## SET EXERCISE
Output all of the entries below precisely as written.
--- PROVIDED RECORDS ---
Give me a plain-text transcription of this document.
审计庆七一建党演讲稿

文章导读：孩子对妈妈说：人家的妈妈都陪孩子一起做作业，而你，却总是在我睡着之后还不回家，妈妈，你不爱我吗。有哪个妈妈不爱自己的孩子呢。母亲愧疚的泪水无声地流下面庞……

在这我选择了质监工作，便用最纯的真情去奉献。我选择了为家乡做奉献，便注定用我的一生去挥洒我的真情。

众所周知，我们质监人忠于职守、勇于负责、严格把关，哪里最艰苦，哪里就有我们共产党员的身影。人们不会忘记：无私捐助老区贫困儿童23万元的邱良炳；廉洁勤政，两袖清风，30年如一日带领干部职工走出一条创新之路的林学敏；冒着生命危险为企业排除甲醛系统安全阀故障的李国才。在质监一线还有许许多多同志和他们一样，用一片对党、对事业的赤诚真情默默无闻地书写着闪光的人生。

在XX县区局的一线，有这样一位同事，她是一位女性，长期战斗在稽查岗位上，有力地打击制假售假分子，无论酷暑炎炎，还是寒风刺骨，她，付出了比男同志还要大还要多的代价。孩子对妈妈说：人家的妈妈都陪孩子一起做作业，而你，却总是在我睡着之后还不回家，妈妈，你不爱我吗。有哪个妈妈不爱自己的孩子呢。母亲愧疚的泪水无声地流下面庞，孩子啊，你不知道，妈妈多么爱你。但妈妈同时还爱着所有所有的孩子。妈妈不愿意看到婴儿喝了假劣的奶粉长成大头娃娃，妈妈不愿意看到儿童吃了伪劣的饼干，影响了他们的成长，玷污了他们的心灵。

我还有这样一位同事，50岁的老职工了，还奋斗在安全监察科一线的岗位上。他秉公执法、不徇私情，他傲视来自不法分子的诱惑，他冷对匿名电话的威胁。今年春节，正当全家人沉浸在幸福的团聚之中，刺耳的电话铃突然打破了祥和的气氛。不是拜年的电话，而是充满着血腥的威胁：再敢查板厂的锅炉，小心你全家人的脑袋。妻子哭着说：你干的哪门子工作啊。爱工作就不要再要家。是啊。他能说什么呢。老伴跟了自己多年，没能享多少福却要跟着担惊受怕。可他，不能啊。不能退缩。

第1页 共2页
---
## SOLUTION TO THE EXERCISE
Give me a plain-text transcription of this document.
审计庆七一建党演讲稿

文章导读：孩子对妈妈说：人家的妈妈都陪孩子一起做作业，而你，却总是在我睡着之后还不回家，妈妈，你不爱我吗。有哪个妈妈不爱自己的孩子呢。母亲愧疚的泪水无声地流下面庞……

在这我选择了质监工作，便用最纯的真情去奉献。我选择了为家乡做奉献，便注定用我的一生去挥洒我的真情。

众所周知，我们质监人忠于职守、勇于负责、严格把关，哪里最艰苦，哪里就有我们共产党员的身影。人们不会忘记：无私捐助老区贫困儿童23万元的邱良炳；廉洁勤政，两袖清风，30年如一日带领干部职工走出一条创新之路的林学敏；冒着生命危险为企业排除甲醛系统安全阀故障的李国才。在质监一线还有许许多多同志和他们一样，用一片对党、对事业的赤诚真情默默无闻地书写着闪光的人生。

在XX县区局的一线，有这样一位同事，她是一位女性，长期战斗在稽查岗位上，有力地打击制假售假分子，无论酷暑炎炎，还是寒风刺骨，她，付出了比男同志还要大还要多的代价。孩子对妈妈说：人家的妈妈都陪孩子一起做作业，而你，却总是在我睡着之后还不回家，妈妈，你不爱我吗。有哪个妈妈不爱自己的孩子呢。母亲愧疚的泪水无声地流下面庞，孩子啊，你不知道，妈妈多么爱你。但妈妈同时还爱着所有所有的孩子。妈妈不愿意看到婴儿喝了假劣的奶粉长成大头娃娃，妈妈不愿意看到儿童吃了伪劣的饼干，影响了他们的成长，玷污了他们的心灵。

我还有这样一位同事，50岁的老职工了，还奋斗在安全监察科一线的岗位上。他秉公执法、不徇私情，他傲视来自不法分子的诱惑，他冷对匿名电话的威胁。今年春节，正当全家人沉浸在幸福的团聚之中，刺耳的电话铃突然打破了祥和的气氛。不是拜年的电话，而是充满着血腥的威胁：再敢查板厂的锅炉，小心你全家人的脑袋。妻子哭着说：你干的哪门子工作啊。爱工作就不要再要家。是啊。他能说什么呢。老伴跟了自己多年，没能享多少福却要跟着担惊受怕。可他，不能啊。不能退缩。

第1页 共2页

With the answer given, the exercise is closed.